▶ [The data]
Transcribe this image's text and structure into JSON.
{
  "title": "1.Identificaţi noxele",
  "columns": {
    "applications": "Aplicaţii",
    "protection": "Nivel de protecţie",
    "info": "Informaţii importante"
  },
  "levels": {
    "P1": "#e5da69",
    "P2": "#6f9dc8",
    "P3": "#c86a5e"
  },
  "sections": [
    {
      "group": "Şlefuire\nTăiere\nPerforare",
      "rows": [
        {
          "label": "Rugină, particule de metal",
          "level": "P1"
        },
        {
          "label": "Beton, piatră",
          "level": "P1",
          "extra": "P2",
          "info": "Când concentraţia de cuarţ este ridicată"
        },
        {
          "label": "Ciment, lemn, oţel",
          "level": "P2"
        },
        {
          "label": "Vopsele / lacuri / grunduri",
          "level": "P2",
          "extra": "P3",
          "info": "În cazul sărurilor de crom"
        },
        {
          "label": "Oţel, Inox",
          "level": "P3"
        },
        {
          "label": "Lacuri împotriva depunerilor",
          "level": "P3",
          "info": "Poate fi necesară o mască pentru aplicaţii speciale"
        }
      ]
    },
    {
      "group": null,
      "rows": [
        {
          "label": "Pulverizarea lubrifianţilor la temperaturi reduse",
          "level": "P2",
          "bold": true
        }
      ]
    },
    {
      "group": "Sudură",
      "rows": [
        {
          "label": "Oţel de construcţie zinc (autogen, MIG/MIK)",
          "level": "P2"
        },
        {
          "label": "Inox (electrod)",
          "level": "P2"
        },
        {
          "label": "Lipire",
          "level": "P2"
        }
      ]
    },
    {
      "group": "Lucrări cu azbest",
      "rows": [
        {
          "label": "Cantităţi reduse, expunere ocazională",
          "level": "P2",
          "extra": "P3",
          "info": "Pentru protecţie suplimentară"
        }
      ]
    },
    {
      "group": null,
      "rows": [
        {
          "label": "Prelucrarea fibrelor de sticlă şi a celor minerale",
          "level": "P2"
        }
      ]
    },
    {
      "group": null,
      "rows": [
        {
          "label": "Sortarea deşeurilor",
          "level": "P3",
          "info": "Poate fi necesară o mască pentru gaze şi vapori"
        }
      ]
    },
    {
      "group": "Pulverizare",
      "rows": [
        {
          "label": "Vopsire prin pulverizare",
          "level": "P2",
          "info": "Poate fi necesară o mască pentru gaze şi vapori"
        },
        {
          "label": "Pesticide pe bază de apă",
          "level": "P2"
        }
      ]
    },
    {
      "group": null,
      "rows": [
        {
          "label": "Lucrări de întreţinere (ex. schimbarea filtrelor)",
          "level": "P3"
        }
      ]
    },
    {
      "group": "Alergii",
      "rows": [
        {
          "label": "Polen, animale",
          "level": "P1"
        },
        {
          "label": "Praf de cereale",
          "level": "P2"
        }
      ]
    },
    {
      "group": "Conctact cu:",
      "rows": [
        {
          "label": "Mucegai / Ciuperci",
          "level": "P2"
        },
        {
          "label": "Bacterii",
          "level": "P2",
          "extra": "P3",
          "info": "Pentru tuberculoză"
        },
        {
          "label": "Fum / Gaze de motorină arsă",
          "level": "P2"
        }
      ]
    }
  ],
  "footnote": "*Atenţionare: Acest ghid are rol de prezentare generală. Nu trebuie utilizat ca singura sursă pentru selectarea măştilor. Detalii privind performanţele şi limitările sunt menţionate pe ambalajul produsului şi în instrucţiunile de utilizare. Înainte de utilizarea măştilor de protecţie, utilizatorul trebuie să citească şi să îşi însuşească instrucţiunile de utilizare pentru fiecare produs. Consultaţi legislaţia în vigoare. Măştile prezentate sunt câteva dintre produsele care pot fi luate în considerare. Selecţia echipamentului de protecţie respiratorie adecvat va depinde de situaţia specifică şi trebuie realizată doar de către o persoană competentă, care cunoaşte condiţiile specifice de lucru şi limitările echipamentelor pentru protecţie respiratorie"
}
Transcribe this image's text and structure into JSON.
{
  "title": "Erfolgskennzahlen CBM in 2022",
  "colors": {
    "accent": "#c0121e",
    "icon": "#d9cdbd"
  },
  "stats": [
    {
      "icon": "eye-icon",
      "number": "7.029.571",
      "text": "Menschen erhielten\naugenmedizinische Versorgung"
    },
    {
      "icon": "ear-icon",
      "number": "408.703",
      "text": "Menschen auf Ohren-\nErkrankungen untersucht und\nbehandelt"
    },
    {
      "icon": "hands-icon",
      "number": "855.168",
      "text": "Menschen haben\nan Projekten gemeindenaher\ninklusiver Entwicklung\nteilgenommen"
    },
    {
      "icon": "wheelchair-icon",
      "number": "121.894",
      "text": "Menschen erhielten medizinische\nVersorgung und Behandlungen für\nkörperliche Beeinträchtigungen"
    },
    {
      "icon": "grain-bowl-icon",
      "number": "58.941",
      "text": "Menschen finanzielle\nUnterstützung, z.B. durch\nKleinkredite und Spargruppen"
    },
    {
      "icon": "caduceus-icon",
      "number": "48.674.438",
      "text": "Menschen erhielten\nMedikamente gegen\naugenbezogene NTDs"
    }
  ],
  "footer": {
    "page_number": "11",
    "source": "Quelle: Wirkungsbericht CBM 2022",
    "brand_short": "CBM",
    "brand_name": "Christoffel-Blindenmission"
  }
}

▶ [Task] Down to the last line, restate the records exactly.

▶ [Expected answer]
Transcribe this image's text and structure into JSON.
{
  "title": "1.Identificaţi noxele",
  "columns": {
    "applications": "Aplicaţii",
    "protection": "Nivel de protecţie",
    "info": "Informaţii importante"
  },
  "levels": {
    "P1": "#e5da69",
    "P2": "#6f9dc8",
    "P3": "#c86a5e"
  },
  "sections": [
    {
      "group": "Şlefuire\nTăiere\nPerforare",
      "rows": [
        {
          "label": "Rugină, particule de metal",
          "level": "P1"
        },
        {
          "label": "Beton, piatră",
          "level": "P1",
          "extra": "P2",
          "info": "Când concentraţia de cuarţ este ridicată"
        },
        {
          "label": "Ciment, lemn, oţel",
          "level": "P2"
        },
        {
          "label": "Vopsele / lacuri / grunduri",
          "level": "P2",
          "extra": "P3",
          "info": "În cazul sărurilor de crom"
        },
        {
          "label": "Oţel, Inox",
          "level": "P3"
        },
        {
          "label": "Lacuri împotriva depunerilor",
          "level": "P3",
          "info": "Poate fi necesară o mască pentru aplicaţii speciale"
        }
      ]
    },
    {
      "group": null,
      "rows": [
        {
          "label": "Pulverizarea lubrifianţilor la temperaturi reduse",
          "level": "P2",
          "bold": true
        }
      ]
    },
    {
      "group": "Sudură",
      "rows": [
        {
          "label": "Oţel de construcţie zinc (autogen, MIG/MIK)",
          "level": "P2"
        },
        {
          "label": "Inox (electrod)",
          "level": "P2"
        },
        {
          "label": "Lipire",
          "level": "P2"
        }
      ]
    },
    {
      "group": "Lucrări cu azbest",
      "rows": [
        {
          "label": "Cantităţi reduse, expunere ocazională",
          "level": "P2",
          "extra": "P3",
          "info": "Pentru protecţie suplimentară"
        }
      ]
    },
    {
      "group": null,
      "rows": [
        {
          "label": "Prelucrarea fibrelor de sticlă şi a celor minerale",
          "level": "P2"
        }
      ]
    },
    {
      "group": null,
      "rows": [
        {
          "label": "Sortarea deşeurilor",
          "level": "P3",
          "info": "Poate fi necesară o mască pentru gaze şi vapori"
        }
      ]
    },
    {
      "group": "Pulverizare",
      "rows": [
        {
          "label": "Vopsire prin pulverizare",
          "level": "P2",
          "info": "Poate fi necesară o mască pentru gaze şi vapori"
        },
        {
          "label": "Pesticide pe bază de apă",
          "level": "P2"
        }
      ]
    },
    {
      "group": null,
      "rows": [
        {
          "label": "Lucrări de întreţinere (ex. schimbarea filtrelor)",
          "level": "P3"
        }
      ]
    },
    {
      "group": "Alergii",
      "rows": [
        {
          "label": "Polen, animale",
          "level": "P1"
        },
        {
          "label": "Praf de cereale",
          "level": "P2"
        }
      ]
    },
    {
      "group": "Conctact cu:",
      "rows": [
        {
          "label": "Mucegai / Ciuperci",
          "level": "P2"
        },
        {
          "label": "Bacterii",
          "level": "P2",
          "extra": "P3",
          "info": "Pentru tuberculoză"
        },
        {
          "label": "Fum / Gaze de motorină arsă",
          "level": "P2"
        }
      ]
    }
  ],
  "footnote": "*Atenţionare: Acest ghid are rol de prezentare generală. Nu trebuie utilizat ca singura sursă pentru selectarea măştilor. Detalii privind performanţele şi limitările sunt menţionate pe ambalajul produsului şi în instrucţiunile de utilizare. Înainte de utilizarea măştilor de protecţie, utilizatorul trebuie să citească şi să îşi însuşească instrucţiunile de utilizare pentru fiecare produs. Consultaţi legislaţia în vigoare. Măştile prezentate sunt câteva dintre produsele care pot fi luate în considerare. Selecţia echipamentului de protecţie respiratorie adecvat va depinde de situaţia specifică şi trebuie realizată doar de către o persoană competentă, care cunoaşte condiţiile specifice de lucru şi limitările echipamentelor pentru protecţie respiratorie"
}
Transcribe this image's text and structure into JSON.
{
  "title": "Erfolgskennzahlen CBM in 2022",
  "colors": {
    "accent": "#c0121e",
    "icon": "#d9cdbd"
  },
  "stats": [
    {
      "icon": "eye-icon",
      "number": "7.029.571",
      "text": "Menschen erhielten\naugenmedizinische Versorgung"
    },
    {
      "icon": "ear-icon",
      "number": "408.703",
      "text": "Menschen auf Ohren-\nErkrankungen untersucht und\nbehandelt"
    },
    {
      "icon": "hands-icon",
      "number": "855.168",
      "text": "Menschen haben\nan Projekten gemeindenaher\ninklusiver Entwicklung\nteilgenommen"
    },
    {
      "icon": "wheelchair-icon",
      "number": "121.894",
      "text": "Menschen erhielten medizinische\nVersorgung und Behandlungen für\nkörperliche Beeinträchtigungen"
    },
    {
      "icon": "grain-bowl-icon",
      "number": "58.941",
      "text": "Menschen finanzielle\nUnterstützung, z.B. durch\nKleinkredite und Spargruppen"
    },
    {
      "icon": "caduceus-icon",
      "number": "48.674.438",
      "text": "Menschen erhielten\nMedikamente gegen\naugenbezogene NTDs"
    }
  ],
  "footer": {
    "page_number": "11",
    "source": "Quelle: Wirkungsbericht CBM 2022",
    "brand_short": "CBM",
    "brand_name": "Christoffel-Blindenmission"
  }
}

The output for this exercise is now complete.